→ Extrait du texte
╔══
Il a clos en beauté une année de questions sur l’origine des séismes qui ébranlaient l’île : ce volcan dont on a découvert les contours sous-marin, suscite maintenant des interrogations sur l’avenir. Quelles répercussions aura l’enfoncement de Mayotte de 13 cm dans la mer ces 12 derniers mois ? Doit-on se protéger ?

Le jour même de l’annonce de la naissance d’un volcan de 800m de haut, un communiqué interministériel faisait état d’une mission de sécurité civile dépêchée sur le territoire, « pour mettre en place de nouveaux dispositifs de préparation de la gestion de crise ». Il s’agissait de prendre en compte les risques potentiels pour la population, afin de l’y préparer. Elle est restée deux semaines à Mayotte. A la veille de leur départ, nous avons pu les rencontrer. Il a fallu batailler, ce ne fut pas facile, avec pour finir une timide autorisation teintée de désir de communiquer sans affoler.

La mission du ministère de l’Intérieur était à Mayotte du 17 au 31 mai, composée du lieutenant-colonel Jean Michel Audibert, membre de l’Etat Major de la formation militaire de la Sécurité civile, du lieutenant-colonel Philippe Blanc, Bureau de la planification des exercices, retours d’expérience, coordination du centre de crise Beauvau à la Direction générale de la Sécurité civile et de la gestion des crises, Stéphane Ritter, Délégation à l’information et à la communication, communication électronique du ministère, et William Gayout, Formation militaire de la sécurité civile.

JDM : Pour commencer, qu’est ce que la sécurité civile ?

Philippe Blanc : « C’est à la fois une notion de protection de la population contre les accidents et les catastrophes, et l’identification des acteurs agissant sur le territoire, tels que les sapeurs pompiers, les unités militaires, les moyens aériens, l’unité de déminage, et au delà, les associations reconnues comme acteurs de sécurité civile, comme la Croix Rouge. ‘La sécurité civile, c’est l’affaire de tous’, disait la loi du 13 août 2004, qui avait comme objectif d’aider la population à s’approprier la culture du risque, pour ensuite pouvoir adapter un minimum de mesure de protection. »

Votre mission a été annoncée par un communiqué interministériel, après la découverte du volcan. Qu’êtes-vous venus faire exactement à Mayotte ?

Remise à jour d’une cartographie du littoral par la DEAL

Jean-Michel Audibert : « Tout d’abord, c’est une action classique du ministère de l’Intérieur que d’envoyer des missions de ce type sur différents territoires. C’est d’ailleurs mon deuxième passage à Mayotte, après le mois de janvier 2018.
╚══
→ Extraits de données
╔══
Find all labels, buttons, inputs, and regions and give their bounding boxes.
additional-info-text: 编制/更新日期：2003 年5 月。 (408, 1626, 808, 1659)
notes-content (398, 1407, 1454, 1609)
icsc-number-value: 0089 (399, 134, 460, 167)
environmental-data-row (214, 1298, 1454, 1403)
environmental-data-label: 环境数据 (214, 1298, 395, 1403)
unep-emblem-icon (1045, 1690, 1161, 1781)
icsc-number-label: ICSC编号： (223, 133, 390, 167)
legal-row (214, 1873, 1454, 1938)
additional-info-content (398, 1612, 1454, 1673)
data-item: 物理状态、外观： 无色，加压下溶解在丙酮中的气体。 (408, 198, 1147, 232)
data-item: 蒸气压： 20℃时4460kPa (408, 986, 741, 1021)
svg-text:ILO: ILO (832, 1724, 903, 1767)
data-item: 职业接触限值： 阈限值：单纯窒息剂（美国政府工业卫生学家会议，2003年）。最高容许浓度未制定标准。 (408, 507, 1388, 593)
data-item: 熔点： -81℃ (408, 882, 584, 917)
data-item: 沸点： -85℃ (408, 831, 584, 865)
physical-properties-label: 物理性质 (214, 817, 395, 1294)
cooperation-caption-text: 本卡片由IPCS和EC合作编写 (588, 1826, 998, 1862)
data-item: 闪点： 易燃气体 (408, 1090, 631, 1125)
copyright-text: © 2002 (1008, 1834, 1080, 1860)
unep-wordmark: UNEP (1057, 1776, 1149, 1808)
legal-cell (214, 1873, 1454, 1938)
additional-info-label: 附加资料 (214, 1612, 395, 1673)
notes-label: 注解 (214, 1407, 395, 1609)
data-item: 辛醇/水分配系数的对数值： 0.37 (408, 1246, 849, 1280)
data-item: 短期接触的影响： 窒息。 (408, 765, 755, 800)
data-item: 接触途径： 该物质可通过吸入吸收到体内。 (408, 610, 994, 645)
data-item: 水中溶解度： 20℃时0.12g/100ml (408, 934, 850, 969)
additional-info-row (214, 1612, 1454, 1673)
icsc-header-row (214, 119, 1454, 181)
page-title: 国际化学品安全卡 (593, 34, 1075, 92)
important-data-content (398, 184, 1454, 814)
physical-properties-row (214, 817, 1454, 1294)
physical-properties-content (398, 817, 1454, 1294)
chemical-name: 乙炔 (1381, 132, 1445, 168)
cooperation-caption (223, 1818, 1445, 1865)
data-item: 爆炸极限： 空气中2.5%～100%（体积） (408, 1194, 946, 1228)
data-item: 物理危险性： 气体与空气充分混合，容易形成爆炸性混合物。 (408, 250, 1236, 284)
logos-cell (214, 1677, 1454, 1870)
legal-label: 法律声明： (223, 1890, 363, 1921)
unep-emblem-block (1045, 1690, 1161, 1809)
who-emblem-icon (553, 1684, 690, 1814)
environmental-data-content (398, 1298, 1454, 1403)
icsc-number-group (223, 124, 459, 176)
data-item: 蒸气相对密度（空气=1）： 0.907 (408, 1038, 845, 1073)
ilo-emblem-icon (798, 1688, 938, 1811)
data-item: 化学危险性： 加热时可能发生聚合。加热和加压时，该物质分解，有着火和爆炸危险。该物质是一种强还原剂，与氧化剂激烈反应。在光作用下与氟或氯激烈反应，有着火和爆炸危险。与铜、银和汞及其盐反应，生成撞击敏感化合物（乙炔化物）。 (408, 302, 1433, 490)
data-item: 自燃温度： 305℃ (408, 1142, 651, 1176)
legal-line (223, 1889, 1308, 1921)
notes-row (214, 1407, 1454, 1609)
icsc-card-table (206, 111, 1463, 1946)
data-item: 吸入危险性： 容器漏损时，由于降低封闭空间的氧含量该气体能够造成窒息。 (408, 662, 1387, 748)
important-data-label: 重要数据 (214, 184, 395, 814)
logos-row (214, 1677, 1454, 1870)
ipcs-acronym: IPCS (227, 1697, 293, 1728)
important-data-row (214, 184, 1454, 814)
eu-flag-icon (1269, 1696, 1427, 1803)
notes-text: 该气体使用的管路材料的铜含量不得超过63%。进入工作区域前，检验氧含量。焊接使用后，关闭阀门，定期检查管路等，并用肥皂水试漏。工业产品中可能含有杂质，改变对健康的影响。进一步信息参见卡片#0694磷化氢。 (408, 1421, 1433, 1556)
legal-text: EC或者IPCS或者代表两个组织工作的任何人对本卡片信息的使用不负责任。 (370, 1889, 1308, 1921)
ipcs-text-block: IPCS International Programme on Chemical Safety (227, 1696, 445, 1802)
╚══
→ Petit exercice 1
Dites si ces trois affirmations s’accordent avec l’article sur la mission à Mayotte, en répondant par oui ou par non et en citant mot pour mot le passage qui tranche : (a) la mission est restée deux semaines à Mayotte ; (b) Jean-Michel Audibert vient à Mayotte pour la première fois ; (c) Mayotte s’est enfoncée de 13 cm dans la mer ces 12 derniers mois.
→ Petit exercice 2
Recopiez le passage de l’article sur la mission à Mayotte qui commence à « JDM : Pour commencer, qu’est » et se termine à « exactement à Mayotte ? », en substituant « pompiers » à « sapeurs pompiers ».
→ Petit exercice 3
Poursuivez l’article sur la mission à Mayotte à partir de sa dernière phrase.

→ Résultat 1
(a) Oui : « Elle est restée deux semaines à Mayotte. »
(b) Non : « C’est d’ailleurs mon deuxième passage à Mayotte, après le mois de janvier 2018. »
(c) Oui : « l’enfoncement de Mayotte de 13 cm dans la mer ces 12 derniers mois »

→ Résultat 2
JDM : Pour commencer, qu’est ce que la sécurité civile ?

Philippe Blanc : « C’est à la fois une notion de protection de la population contre les accidents et les catastrophes, et l’identification des acteurs agissant sur le territoire, tels que les pompiers, les unités militaires, les moyens aériens, l’unité de déminage, et au delà, les associations reconnues comme acteurs de sécurité civile, comme la Croix Rouge. ‘La sécurité civile, c’est l’affaire de tous’, disait la loi du 13 août 2004, qui avait comme objectif d’aider la population à s’approprier la culture du risque, pour ensuite pouvoir adapter un minimum de mesure de protection. »

Votre mission a été annoncée par un communiqué interministériel, après la découverte du volcan. Qu’êtes-vous venus faire exactement à Mayotte ?

→ Résultat 3
Mais là, il est vrai que nous arrivons dans un contexte particulier, avec un double volet de réponse de l’Etat à la naissance du volcan : une évaluation scientifique du phénomène qui n’est pas encore consolidé, et la mise en place d’une action pour conforter les acteurs dans leur réponse à ce type d’aléas. Notre rôle est de proposer un type de réponse encadré : d’abord l’information de la population, puis sa mise à l’abri en cas de besoin, et sa protection. C’est ce schéma que nous avons appliqué pour le cyclone Kenneth, et qui a très bien fonctionné, la population a parfaitement suivi, et a développé une forte solidarité. »

Philippe Blanc : « La difficulté ici, c’est que la population s’approprie l’aléas, la culture du risque. Elle existe en Martinique ou en Guadeloupe où les séismes sont beaucoup plus forts, mais était encore inconnue à Mayotte. Et votre île était plus préservée que d’autres sur les épisodes cycloniques majeurs. »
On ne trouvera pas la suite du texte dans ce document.